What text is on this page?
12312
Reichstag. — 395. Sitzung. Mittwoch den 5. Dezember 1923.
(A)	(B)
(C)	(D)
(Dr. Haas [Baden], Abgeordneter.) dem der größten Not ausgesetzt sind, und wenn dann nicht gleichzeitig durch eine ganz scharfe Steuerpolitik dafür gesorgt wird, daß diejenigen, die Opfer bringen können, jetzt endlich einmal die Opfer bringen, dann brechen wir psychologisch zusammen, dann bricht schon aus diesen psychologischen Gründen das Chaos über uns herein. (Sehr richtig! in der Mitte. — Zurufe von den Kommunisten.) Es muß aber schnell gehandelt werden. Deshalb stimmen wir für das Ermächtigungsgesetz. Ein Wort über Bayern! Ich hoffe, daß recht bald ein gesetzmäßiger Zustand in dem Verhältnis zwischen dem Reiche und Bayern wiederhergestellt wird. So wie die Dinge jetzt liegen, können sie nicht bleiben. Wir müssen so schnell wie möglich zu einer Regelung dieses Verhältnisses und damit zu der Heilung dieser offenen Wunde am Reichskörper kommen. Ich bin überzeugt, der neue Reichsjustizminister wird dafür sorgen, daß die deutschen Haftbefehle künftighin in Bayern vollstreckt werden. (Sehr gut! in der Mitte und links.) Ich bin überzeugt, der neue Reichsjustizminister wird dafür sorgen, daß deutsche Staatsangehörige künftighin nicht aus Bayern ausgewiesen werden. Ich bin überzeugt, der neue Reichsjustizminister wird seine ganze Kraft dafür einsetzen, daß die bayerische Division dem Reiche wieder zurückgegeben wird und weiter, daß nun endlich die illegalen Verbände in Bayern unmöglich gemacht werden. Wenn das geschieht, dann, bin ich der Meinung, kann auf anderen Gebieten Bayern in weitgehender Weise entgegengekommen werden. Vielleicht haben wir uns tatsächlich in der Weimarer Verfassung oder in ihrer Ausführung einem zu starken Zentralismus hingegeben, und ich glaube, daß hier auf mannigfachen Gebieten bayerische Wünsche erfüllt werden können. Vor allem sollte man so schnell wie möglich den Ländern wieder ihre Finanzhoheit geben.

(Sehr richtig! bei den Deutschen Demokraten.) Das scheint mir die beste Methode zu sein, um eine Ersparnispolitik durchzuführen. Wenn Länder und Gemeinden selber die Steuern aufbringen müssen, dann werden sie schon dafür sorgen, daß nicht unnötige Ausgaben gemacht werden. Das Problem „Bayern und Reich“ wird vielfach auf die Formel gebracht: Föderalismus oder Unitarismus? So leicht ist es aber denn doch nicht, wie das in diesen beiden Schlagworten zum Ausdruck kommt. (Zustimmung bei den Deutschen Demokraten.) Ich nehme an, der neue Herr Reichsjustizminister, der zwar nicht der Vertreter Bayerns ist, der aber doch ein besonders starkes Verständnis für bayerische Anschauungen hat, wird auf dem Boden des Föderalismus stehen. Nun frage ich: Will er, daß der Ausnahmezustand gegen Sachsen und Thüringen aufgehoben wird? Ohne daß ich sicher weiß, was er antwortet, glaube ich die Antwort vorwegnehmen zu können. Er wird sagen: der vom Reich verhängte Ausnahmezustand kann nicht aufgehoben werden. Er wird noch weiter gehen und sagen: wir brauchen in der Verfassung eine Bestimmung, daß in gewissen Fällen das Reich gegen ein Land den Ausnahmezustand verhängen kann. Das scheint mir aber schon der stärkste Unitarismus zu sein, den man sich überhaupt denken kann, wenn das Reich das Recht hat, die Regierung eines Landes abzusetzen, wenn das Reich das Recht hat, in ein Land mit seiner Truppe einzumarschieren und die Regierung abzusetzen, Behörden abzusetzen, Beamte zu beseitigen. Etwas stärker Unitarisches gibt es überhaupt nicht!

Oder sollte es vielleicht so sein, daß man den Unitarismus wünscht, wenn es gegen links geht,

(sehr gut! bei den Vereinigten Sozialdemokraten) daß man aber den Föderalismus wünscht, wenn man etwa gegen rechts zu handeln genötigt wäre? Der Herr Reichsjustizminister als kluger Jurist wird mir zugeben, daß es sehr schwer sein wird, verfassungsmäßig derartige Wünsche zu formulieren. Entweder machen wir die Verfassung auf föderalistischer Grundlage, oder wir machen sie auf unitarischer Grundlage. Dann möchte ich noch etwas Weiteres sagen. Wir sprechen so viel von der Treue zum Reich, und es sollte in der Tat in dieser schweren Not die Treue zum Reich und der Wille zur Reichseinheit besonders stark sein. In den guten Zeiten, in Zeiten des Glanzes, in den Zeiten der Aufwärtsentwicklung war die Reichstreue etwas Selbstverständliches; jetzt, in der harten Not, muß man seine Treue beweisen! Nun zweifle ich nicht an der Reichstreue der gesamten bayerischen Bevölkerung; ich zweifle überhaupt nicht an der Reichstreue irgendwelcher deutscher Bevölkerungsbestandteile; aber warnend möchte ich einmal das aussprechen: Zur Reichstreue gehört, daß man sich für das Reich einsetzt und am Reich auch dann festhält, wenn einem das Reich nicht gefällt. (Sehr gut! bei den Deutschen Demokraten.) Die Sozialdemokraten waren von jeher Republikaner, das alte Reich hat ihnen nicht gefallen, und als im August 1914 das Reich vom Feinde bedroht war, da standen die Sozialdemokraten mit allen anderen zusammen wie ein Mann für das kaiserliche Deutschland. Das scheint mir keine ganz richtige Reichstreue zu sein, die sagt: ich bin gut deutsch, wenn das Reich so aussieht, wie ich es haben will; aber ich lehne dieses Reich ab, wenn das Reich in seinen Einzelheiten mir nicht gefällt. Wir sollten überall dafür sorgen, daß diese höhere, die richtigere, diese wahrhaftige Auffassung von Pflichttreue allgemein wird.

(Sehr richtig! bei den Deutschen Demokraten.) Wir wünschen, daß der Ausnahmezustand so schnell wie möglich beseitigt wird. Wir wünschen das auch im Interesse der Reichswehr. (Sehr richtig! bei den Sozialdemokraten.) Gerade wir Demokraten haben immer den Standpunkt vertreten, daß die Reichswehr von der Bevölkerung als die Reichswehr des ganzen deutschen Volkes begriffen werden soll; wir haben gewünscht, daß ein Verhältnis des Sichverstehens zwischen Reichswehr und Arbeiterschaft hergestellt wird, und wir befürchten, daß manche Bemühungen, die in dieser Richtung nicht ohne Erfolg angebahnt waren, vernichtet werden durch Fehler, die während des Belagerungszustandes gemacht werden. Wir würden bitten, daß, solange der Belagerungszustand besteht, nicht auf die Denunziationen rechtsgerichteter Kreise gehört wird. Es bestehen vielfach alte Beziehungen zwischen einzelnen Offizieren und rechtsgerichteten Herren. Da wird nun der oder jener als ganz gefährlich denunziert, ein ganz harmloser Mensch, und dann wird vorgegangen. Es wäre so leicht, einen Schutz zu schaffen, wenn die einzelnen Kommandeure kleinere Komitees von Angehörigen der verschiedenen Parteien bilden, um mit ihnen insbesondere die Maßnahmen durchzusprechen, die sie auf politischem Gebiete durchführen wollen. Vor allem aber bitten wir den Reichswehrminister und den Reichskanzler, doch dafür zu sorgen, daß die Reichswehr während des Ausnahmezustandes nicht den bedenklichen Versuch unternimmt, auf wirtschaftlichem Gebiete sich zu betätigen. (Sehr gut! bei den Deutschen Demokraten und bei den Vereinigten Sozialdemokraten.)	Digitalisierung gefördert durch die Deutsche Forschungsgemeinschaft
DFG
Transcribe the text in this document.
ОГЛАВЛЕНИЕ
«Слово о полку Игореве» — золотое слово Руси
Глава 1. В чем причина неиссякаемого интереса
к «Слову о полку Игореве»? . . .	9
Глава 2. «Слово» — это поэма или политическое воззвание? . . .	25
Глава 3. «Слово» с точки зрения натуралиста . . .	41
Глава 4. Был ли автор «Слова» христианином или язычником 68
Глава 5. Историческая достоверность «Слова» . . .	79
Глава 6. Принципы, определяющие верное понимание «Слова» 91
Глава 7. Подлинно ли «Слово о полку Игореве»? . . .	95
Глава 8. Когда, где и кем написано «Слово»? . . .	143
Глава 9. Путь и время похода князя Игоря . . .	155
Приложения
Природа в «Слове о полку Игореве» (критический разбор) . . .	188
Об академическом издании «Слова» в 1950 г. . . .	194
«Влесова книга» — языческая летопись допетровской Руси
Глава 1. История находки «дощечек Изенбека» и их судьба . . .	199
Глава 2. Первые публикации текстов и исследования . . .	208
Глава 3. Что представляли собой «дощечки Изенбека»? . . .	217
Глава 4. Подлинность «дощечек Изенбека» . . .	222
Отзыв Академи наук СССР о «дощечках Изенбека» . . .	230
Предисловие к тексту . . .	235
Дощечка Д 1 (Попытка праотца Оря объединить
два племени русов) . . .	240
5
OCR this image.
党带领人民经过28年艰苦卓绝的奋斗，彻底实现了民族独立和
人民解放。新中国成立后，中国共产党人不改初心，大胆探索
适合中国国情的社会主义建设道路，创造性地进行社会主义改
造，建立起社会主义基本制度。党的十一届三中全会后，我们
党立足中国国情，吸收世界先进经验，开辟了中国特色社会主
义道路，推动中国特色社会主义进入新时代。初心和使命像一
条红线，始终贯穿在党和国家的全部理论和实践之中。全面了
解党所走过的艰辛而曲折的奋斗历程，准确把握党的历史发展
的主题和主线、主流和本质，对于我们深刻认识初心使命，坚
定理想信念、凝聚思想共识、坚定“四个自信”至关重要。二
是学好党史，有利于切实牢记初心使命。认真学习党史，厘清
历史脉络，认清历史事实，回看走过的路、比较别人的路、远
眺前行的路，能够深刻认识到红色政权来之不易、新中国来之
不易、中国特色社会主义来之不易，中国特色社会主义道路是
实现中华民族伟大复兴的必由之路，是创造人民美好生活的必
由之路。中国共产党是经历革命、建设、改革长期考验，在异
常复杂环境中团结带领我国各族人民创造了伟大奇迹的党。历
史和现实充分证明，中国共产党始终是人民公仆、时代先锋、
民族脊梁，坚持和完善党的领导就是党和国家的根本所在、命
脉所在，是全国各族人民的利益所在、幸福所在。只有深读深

━━━

> [Exercise]:
Look through the lines above and collect those with the word "Слово".

> [Task answer]:
«Слово о полку Игореве» — золотое слово Руси
Глава 2. «Слово» — это поэма или политическое воззвание? . . .	25
Глава 3. «Слово» с точки зрения натуралиста . . .	41
Глава 7. Подлинно ли «Слово о полку Игореве»? . . .	95
Глава 8. Когда, где и кем написано «Слово»? . . .	143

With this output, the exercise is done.